# TO DO
How many lines of the data hold the word "Oren"? State the number and nothing else.

(Records from a dataset)
· · · · ·

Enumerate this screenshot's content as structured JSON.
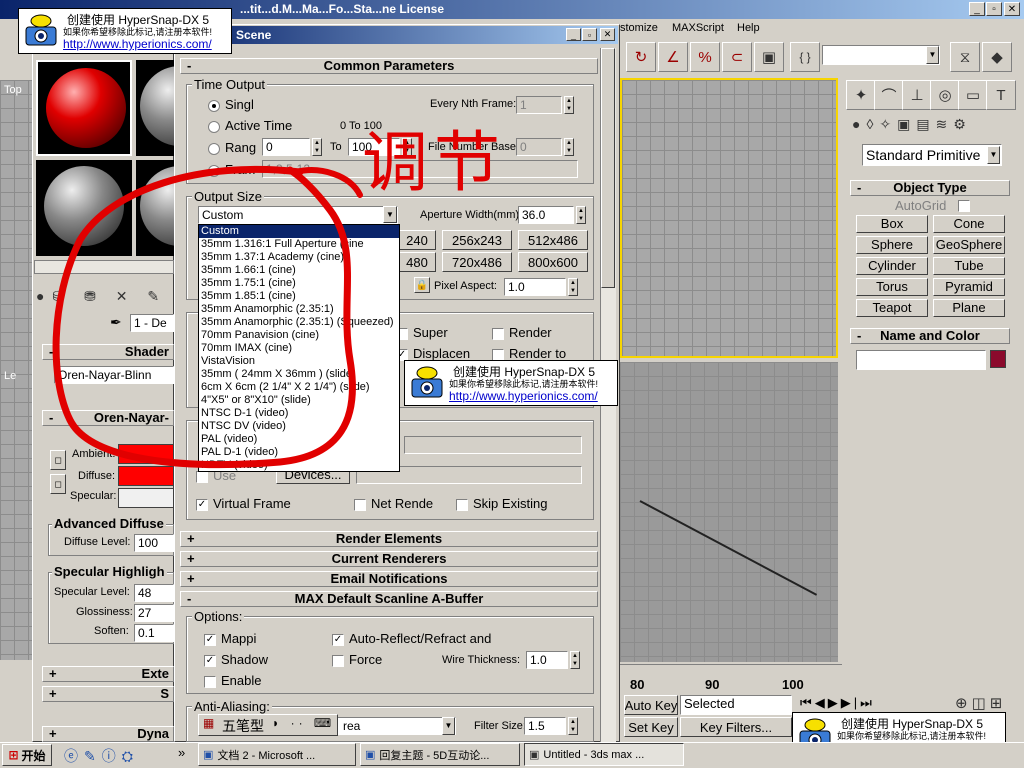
{
  "app": {
    "title_fragment": "...tit...d.M...Ma...Fo...Sta...ne License",
    "menu_right": [
      "stomize",
      "MAXScript",
      "Help"
    ],
    "selection_set_value": "",
    "window_controls": [
      "_",
      "□",
      "x"
    ]
  },
  "render_dialog": {
    "title": "Scene",
    "common_params_header": "Common Parameters",
    "time_output": {
      "label": "Time Output",
      "single": "Singl",
      "every_nth_label": "Every Nth Frame:",
      "every_nth_value": "1",
      "active_time": "Active Time",
      "active_range": "0 To 100",
      "range": "Rang",
      "range_from": "0",
      "range_to_label": "To",
      "range_to": "100",
      "file_number_base_label": "File Number Base:",
      "file_number_base": "0",
      "frames": "Fram",
      "frames_value": "1,3,5-12"
    },
    "output_size": {
      "label": "Output Size",
      "preset_value": "Custom",
      "aperture_label": "Aperture Width(mm):",
      "aperture_value": "36.0",
      "presets": [
        "240",
        "256x243",
        "512x486",
        "480",
        "720x486",
        "800x600"
      ],
      "pixel_aspect_label": "Pixel Aspect:",
      "pixel_aspect_value": "1.0",
      "dropdown_options": [
        "Custom",
        "35mm 1.316:1 Full Aperture (cine",
        "35mm 1.37:1 Academy (cine)",
        "35mm 1.66:1 (cine)",
        "35mm 1.75:1 (cine)",
        "35mm 1.85:1 (cine)",
        "35mm Anamorphic (2.35:1)",
        "35mm Anamorphic (2.35:1) (Squeezed)",
        "70mm Panavision (cine)",
        "70mm IMAX (cine)",
        "VistaVision",
        "35mm ( 24mm X 36mm ) (slide)",
        "6cm X 6cm (2 1/4\" X 2 1/4\") (slide)",
        "4\"X5\" or 8\"X10\" (slide)",
        "NTSC D-1 (video)",
        "NTSC DV (video)",
        "PAL (video)",
        "PAL D-1 (video)",
        "HDTV (video)"
      ]
    },
    "options": {
      "super": "Super",
      "render": "Render",
      "displacement": "Displacen",
      "render_to": "Render to"
    },
    "render_output": {
      "use": "Use",
      "devices": "Devices...",
      "virtual_frame": "Virtual Frame",
      "net_render": "Net Rende",
      "skip_existing": "Skip Existing"
    },
    "rollouts": [
      "Render Elements",
      "Current Renderers",
      "Email Notifications",
      "MAX Default Scanline A-Buffer"
    ],
    "scanline": {
      "options_label": "Options:",
      "mapping": "Mappi",
      "auto_reflect": "Auto-Reflect/Refract and",
      "shadow": "Shadow",
      "force": "Force",
      "wire_thickness_label": "Wire Thickness:",
      "wire_thickness": "1.0",
      "enable": "Enable",
      "anti_aliasing_label": "Anti-Aliasing:",
      "filter_value": "rea",
      "filter_size_label": "Filter Size:",
      "filter_size": "1.5"
    }
  },
  "material_editor": {
    "shader_header": "Shader",
    "shader_value": "Oren-Nayar-Blinn",
    "oren_header": "Oren-Nayar-",
    "ambient": "Ambient:",
    "diffuse": "Diffuse:",
    "specular": "Specular:",
    "adv_diffuse_label": "Advanced Diffuse",
    "diffuse_level_label": "Diffuse Level:",
    "diffuse_level": "100",
    "spec_highlight_label": "Specular Highligh",
    "specular_level_label": "Specular Level:",
    "specular_level": "48",
    "glossiness_label": "Glossiness:",
    "glossiness": "27",
    "soften_label": "Soften:",
    "soften": "0.1",
    "material_name": "1 - De",
    "ext_header": "Exte",
    "s_header": "S",
    "dyn_header": "Dyna",
    "ambient_color": "#ff0000",
    "diffuse_color": "#ff0000"
  },
  "command_panel": {
    "category_value": "Standard Primitive",
    "object_type_header": "Object Type",
    "autogrid": "AutoGrid",
    "buttons": [
      "Box",
      "Cone",
      "Sphere",
      "GeoSphere",
      "Cylinder",
      "Tube",
      "Torus",
      "Pyramid",
      "Teapot",
      "Plane"
    ],
    "name_color_header": "Name and Color",
    "object_color": "#8b0a2c"
  },
  "viewports": {
    "top_label": "Top",
    "left_label": "Le"
  },
  "timeline": {
    "ticks": [
      "80",
      "90",
      "100"
    ],
    "auto_key": "Auto Key",
    "selected": "Selected",
    "set_key": "Set Key",
    "key_filters": "Key Filters..."
  },
  "ime_bar": {
    "label": "五笔型"
  },
  "taskbar": {
    "start": "开始",
    "items": [
      "文档 2 - Microsoft ...",
      "回复主题 - 5D互动论...",
      "Untitled - 3ds max ..."
    ],
    "more": "»"
  },
  "watermark": {
    "title": "创建使用 HyperSnap-DX 5",
    "line2": "如果你希望移除此标记,请注册本软件!",
    "url": "http://www.hyperionics.com/"
  },
  "annotation": {
    "handwritten": "调节"
  }
}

· · · · ·

# SOLVED PROBLEM
2